═══ Given information

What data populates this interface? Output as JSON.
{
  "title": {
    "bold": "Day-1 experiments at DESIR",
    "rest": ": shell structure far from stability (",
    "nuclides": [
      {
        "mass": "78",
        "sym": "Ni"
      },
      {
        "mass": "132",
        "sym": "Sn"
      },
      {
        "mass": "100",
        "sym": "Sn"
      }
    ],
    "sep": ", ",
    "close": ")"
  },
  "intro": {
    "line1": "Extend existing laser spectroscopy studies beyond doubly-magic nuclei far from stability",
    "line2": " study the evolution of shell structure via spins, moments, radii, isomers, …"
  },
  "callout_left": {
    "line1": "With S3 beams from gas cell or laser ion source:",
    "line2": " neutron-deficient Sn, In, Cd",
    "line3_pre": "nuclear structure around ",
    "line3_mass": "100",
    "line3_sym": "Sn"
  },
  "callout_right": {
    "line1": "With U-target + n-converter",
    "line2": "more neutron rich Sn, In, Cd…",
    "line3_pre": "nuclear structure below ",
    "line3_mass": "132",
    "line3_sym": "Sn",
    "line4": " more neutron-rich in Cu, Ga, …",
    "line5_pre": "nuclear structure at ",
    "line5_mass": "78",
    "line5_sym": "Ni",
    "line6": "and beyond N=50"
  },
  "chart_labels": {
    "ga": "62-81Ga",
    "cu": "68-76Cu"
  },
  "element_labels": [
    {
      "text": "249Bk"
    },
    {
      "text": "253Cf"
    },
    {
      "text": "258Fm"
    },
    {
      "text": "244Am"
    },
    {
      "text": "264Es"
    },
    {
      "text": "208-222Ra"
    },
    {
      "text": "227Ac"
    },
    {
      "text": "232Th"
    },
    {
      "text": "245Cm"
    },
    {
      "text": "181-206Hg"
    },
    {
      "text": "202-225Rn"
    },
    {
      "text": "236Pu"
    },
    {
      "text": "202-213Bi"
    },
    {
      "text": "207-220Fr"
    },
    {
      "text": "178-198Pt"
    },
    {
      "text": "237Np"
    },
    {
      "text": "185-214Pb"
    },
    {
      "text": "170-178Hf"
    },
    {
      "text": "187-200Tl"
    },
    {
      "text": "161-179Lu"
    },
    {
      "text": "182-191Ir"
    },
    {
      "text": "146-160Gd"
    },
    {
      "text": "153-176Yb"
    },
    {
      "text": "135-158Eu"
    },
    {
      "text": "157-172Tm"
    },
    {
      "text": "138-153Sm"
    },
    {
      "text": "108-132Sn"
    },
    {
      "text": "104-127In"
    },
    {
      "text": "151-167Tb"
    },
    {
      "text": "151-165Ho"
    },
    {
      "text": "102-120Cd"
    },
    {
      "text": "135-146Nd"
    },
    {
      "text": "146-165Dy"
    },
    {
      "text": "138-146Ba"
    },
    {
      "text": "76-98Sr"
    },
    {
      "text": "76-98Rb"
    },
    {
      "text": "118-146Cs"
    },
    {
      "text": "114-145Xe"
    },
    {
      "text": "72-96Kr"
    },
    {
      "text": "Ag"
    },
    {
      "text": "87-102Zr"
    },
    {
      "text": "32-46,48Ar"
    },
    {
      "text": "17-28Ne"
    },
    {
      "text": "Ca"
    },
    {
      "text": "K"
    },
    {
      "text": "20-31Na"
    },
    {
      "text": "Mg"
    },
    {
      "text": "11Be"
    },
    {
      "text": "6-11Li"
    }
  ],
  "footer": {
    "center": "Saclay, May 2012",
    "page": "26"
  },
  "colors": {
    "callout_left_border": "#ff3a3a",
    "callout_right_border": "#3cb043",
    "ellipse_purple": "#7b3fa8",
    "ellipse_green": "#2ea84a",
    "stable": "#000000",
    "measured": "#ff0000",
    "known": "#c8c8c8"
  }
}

══════

Reproduce all of the entries word for word.

What data populates this interface? Output as JSON.
{
  "title": {
    "bold": "Day-1 experiments at DESIR",
    "rest": ": shell structure far from stability (",
    "nuclides": [
      {
        "mass": "78",
        "sym": "Ni"
      },
      {
        "mass": "132",
        "sym": "Sn"
      },
      {
        "mass": "100",
        "sym": "Sn"
      }
    ],
    "sep": ", ",
    "close": ")"
  },
  "intro": {
    "line1": "Extend existing laser spectroscopy studies beyond doubly-magic nuclei far from stability",
    "line2": " study the evolution of shell structure via spins, moments, radii, isomers, …"
  },
  "callout_left": {
    "line1": "With S3 beams from gas cell or laser ion source:",
    "line2": " neutron-deficient Sn, In, Cd",
    "line3_pre": "nuclear structure around ",
    "line3_mass": "100",
    "line3_sym": "Sn"
  },
  "callout_right": {
    "line1": "With U-target + n-converter",
    "line2": "more neutron rich Sn, In, Cd…",
    "line3_pre": "nuclear structure below ",
    "line3_mass": "132",
    "line3_sym": "Sn",
    "line4": " more neutron-rich in Cu, Ga, …",
    "line5_pre": "nuclear structure at ",
    "line5_mass": "78",
    "line5_sym": "Ni",
    "line6": "and beyond N=50"
  },
  "chart_labels": {
    "ga": "62-81Ga",
    "cu": "68-76Cu"
  },
  "element_labels": [
    {
      "text": "249Bk"
    },
    {
      "text": "253Cf"
    },
    {
      "text": "258Fm"
    },
    {
      "text": "244Am"
    },
    {
      "text": "264Es"
    },
    {
      "text": "208-222Ra"
    },
    {
      "text": "227Ac"
    },
    {
      "text": "232Th"
    },
    {
      "text": "245Cm"
    },
    {
      "text": "181-206Hg"
    },
    {
      "text": "202-225Rn"
    },
    {
      "text": "236Pu"
    },
    {
      "text": "202-213Bi"
    },
    {
      "text": "207-220Fr"
    },
    {
      "text": "178-198Pt"
    },
    {
      "text": "237Np"
    },
    {
      "text": "185-214Pb"
    },
    {
      "text": "170-178Hf"
    },
    {
      "text": "187-200Tl"
    },
    {
      "text": "161-179Lu"
    },
    {
      "text": "182-191Ir"
    },
    {
      "text": "146-160Gd"
    },
    {
      "text": "153-176Yb"
    },
    {
      "text": "135-158Eu"
    },
    {
      "text": "157-172Tm"
    },
    {
      "text": "138-153Sm"
    },
    {
      "text": "108-132Sn"
    },
    {
      "text": "104-127In"
    },
    {
      "text": "151-167Tb"
    },
    {
      "text": "151-165Ho"
    },
    {
      "text": "102-120Cd"
    },
    {
      "text": "135-146Nd"
    },
    {
      "text": "146-165Dy"
    },
    {
      "text": "138-146Ba"
    },
    {
      "text": "76-98Sr"
    },
    {
      "text": "76-98Rb"
    },
    {
      "text": "118-146Cs"
    },
    {
      "text": "114-145Xe"
    },
    {
      "text": "72-96Kr"
    },
    {
      "text": "Ag"
    },
    {
      "text": "87-102Zr"
    },
    {
      "text": "32-46,48Ar"
    },
    {
      "text": "17-28Ne"
    },
    {
      "text": "Ca"
    },
    {
      "text": "K"
    },
    {
      "text": "20-31Na"
    },
    {
      "text": "Mg"
    },
    {
      "text": "11Be"
    },
    {
      "text": "6-11Li"
    }
  ],
  "footer": {
    "center": "Saclay, May 2012",
    "page": "26"
  },
  "colors": {
    "callout_left_border": "#ff3a3a",
    "callout_right_border": "#3cb043",
    "ellipse_purple": "#7b3fa8",
    "ellipse_green": "#2ea84a",
    "stable": "#000000",
    "measured": "#ff0000",
    "known": "#c8c8c8"
  }
}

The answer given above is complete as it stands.